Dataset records
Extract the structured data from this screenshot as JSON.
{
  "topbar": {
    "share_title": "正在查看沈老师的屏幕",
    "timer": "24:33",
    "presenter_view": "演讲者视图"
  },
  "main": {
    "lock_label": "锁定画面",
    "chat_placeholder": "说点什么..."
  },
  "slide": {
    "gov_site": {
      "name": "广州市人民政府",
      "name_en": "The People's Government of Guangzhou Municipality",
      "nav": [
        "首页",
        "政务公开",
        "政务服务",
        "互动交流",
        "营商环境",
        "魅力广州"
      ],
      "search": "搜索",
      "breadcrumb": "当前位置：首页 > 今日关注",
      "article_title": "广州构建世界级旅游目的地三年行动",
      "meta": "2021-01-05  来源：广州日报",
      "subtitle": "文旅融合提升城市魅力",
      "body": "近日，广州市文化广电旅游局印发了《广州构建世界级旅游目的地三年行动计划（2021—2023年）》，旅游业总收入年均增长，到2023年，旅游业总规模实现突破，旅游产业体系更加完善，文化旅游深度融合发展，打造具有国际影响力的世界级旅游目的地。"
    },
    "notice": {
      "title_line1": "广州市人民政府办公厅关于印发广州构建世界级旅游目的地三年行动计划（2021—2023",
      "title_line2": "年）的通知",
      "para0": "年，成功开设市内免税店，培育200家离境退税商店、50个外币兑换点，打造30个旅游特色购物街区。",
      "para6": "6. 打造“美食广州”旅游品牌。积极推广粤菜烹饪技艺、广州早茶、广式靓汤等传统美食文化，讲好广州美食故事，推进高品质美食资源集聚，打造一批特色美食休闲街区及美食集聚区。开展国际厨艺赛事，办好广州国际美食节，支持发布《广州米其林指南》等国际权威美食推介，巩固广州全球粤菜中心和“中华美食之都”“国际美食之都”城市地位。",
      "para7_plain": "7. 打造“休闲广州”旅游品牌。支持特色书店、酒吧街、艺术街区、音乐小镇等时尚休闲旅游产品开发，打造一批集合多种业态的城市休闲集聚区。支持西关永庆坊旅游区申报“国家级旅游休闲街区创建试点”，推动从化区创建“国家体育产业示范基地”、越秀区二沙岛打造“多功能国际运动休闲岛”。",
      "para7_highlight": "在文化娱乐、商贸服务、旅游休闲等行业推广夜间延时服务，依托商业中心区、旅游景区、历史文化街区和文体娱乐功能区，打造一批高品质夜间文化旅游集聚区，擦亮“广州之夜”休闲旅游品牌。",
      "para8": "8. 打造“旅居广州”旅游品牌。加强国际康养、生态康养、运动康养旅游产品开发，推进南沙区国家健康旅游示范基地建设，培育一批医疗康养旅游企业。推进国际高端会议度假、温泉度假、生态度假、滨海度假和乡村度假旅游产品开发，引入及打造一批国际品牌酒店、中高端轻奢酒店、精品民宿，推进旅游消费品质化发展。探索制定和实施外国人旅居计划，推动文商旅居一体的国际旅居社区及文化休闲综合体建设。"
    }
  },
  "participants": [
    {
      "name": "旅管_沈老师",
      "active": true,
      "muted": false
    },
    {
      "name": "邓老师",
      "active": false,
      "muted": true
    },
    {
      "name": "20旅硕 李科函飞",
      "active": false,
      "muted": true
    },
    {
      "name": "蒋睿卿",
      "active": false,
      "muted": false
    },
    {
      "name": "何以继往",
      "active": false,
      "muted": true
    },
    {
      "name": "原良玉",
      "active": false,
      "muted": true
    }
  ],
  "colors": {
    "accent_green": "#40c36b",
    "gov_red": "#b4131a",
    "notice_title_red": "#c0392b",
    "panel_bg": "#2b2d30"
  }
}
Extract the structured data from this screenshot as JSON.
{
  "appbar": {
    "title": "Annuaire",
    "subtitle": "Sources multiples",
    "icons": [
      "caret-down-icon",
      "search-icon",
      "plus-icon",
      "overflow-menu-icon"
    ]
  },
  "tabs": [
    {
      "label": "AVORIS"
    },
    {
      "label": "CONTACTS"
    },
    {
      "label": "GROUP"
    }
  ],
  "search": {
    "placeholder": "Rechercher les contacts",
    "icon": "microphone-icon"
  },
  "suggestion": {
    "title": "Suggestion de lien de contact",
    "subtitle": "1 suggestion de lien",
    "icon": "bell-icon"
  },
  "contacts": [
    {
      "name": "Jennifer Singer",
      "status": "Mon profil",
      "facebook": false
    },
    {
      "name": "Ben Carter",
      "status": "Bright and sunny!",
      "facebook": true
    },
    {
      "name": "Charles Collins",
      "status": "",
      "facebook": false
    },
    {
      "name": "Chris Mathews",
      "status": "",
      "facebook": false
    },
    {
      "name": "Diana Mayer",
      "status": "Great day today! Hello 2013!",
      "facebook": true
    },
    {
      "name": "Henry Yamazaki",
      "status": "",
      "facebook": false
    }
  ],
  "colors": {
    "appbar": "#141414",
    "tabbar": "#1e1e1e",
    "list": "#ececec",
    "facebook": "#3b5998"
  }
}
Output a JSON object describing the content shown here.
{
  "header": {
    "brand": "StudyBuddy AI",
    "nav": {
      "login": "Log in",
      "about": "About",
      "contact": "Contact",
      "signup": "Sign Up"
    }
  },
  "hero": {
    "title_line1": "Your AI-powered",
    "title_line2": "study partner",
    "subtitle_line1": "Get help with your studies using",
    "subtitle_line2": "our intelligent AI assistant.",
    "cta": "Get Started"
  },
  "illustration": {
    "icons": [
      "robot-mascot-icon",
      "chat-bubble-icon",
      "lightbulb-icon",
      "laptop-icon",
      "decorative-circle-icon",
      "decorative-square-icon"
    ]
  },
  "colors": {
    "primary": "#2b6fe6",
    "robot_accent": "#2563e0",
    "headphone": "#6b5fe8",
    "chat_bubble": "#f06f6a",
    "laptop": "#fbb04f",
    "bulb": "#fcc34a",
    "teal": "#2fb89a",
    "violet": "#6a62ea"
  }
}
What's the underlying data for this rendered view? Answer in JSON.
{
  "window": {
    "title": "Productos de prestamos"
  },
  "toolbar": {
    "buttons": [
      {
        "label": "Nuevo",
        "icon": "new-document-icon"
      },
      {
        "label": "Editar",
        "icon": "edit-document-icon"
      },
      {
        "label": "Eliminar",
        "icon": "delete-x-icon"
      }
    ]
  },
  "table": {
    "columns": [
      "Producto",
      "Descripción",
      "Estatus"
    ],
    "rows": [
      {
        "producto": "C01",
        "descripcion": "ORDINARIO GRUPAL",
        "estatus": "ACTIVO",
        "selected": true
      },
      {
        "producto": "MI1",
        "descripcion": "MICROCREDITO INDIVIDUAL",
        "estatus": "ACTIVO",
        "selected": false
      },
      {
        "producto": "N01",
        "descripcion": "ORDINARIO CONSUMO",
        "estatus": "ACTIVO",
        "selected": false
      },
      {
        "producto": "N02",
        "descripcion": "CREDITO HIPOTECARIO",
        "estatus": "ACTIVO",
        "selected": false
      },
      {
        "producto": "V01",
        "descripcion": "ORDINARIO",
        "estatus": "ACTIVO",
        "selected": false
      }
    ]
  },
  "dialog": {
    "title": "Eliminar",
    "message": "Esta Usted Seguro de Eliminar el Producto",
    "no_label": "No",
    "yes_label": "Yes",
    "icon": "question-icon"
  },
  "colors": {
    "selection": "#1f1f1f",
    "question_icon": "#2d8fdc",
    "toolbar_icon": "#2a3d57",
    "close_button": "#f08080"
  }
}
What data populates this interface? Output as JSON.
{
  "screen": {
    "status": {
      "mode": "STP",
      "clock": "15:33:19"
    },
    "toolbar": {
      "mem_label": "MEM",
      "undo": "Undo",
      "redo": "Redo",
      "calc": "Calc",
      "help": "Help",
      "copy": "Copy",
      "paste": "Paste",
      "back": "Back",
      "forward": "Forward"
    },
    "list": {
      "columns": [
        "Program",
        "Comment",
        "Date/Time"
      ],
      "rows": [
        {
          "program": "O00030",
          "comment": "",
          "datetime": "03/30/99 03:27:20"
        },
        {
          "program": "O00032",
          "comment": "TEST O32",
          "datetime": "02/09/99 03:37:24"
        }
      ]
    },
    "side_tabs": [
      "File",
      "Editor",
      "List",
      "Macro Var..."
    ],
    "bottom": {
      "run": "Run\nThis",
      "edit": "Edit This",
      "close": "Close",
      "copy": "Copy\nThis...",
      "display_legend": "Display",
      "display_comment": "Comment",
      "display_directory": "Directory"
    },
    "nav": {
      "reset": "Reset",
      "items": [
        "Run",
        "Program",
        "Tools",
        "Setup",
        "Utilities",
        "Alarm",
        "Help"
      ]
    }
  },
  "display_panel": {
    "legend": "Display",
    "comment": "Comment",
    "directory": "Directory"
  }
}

**Given exercise**
Look through the records and count each line that holds "Eliminar". Write only the total.

**Answer for the task**
3